What you need to do |
Report the number of lines in the entries below that include the word "clone", and nothing else.

Dataset rows |
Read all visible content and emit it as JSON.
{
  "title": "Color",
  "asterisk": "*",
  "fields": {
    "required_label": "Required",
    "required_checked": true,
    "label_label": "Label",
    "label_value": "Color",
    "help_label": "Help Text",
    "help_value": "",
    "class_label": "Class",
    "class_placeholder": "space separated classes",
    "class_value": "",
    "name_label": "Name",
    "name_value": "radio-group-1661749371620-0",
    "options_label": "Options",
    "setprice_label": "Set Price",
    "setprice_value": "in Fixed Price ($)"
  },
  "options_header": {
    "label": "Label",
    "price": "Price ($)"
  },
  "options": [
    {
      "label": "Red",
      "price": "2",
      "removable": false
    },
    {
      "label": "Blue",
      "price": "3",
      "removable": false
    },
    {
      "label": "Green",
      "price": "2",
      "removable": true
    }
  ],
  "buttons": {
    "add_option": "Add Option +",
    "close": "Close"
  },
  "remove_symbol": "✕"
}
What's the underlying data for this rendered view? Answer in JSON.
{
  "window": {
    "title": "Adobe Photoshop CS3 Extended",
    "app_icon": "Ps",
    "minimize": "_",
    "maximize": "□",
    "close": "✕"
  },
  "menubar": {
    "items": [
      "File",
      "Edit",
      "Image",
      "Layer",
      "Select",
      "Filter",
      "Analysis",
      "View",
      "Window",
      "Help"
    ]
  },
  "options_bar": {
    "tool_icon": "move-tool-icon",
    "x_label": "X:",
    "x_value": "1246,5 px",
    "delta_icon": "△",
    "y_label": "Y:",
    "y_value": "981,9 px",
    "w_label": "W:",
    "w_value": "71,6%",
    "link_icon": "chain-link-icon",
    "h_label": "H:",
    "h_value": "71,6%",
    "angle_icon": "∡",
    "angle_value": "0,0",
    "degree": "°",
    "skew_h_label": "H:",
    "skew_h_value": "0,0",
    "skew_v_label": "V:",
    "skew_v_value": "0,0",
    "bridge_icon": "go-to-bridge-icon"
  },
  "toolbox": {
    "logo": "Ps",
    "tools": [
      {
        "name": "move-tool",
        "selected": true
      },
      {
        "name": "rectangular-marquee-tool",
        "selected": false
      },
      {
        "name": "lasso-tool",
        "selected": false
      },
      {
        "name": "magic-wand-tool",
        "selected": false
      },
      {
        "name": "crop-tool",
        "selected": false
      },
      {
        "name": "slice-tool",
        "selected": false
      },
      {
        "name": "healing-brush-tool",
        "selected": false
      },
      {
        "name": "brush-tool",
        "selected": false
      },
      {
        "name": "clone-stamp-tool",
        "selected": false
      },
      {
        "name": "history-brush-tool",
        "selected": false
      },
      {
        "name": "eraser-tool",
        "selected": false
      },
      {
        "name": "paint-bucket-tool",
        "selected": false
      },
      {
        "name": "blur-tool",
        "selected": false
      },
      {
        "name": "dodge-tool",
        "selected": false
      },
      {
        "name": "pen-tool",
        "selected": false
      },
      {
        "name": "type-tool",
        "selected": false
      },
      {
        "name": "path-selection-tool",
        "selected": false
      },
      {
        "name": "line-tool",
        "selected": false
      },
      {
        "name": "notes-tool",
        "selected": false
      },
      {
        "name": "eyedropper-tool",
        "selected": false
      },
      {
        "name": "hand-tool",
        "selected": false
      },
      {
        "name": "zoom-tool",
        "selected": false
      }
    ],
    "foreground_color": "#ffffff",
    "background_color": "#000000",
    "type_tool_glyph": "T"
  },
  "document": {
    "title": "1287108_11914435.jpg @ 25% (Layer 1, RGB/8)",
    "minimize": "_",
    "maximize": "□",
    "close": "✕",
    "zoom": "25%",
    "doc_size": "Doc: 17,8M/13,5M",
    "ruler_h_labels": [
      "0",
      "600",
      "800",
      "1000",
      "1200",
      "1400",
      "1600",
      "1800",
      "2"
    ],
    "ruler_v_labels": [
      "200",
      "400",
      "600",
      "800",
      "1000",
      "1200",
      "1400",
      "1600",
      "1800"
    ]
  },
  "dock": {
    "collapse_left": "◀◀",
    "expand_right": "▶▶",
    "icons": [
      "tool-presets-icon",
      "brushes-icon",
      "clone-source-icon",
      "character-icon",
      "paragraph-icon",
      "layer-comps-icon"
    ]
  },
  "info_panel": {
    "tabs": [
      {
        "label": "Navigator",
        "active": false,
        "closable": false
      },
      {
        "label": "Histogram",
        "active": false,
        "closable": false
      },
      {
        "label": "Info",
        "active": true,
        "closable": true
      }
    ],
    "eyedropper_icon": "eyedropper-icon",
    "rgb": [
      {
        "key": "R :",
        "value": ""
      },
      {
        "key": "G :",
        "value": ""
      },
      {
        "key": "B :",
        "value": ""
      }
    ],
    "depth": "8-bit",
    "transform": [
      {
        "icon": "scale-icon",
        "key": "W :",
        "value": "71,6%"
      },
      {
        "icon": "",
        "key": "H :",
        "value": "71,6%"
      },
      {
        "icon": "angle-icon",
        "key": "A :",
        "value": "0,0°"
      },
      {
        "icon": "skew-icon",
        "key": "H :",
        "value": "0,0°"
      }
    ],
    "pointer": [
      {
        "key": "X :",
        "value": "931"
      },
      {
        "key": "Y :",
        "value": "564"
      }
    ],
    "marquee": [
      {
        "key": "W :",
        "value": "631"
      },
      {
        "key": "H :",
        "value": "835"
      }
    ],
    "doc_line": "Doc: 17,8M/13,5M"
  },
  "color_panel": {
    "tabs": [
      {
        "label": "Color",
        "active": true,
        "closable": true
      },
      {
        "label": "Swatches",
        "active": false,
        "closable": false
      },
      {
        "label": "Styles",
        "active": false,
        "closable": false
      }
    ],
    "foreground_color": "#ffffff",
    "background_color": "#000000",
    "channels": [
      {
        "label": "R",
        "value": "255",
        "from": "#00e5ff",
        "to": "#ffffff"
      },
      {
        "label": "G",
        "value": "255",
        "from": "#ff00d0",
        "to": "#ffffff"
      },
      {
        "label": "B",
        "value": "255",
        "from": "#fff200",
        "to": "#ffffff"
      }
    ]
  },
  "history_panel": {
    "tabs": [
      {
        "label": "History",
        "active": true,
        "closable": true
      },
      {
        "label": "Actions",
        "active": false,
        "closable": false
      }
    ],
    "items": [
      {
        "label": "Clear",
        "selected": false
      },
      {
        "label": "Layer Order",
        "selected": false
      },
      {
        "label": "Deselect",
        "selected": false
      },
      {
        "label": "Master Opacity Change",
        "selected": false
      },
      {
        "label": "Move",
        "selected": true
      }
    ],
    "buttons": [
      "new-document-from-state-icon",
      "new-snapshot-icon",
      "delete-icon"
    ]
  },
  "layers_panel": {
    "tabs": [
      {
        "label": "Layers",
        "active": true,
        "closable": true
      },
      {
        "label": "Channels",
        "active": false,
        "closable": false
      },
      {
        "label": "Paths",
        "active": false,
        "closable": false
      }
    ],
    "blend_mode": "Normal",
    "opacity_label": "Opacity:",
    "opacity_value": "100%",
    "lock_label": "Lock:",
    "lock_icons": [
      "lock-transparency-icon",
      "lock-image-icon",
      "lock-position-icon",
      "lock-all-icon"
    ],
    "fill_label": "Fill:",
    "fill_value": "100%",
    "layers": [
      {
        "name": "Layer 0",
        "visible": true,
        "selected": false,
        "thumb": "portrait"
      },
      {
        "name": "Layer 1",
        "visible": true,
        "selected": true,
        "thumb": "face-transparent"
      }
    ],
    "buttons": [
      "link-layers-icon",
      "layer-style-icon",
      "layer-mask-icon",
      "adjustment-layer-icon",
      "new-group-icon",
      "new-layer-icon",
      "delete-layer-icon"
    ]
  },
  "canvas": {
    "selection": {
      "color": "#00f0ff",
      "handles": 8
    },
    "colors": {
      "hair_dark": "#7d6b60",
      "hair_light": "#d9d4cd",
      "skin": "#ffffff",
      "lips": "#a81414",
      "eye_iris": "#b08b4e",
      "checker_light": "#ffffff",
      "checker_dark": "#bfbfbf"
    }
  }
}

Correct answer |
2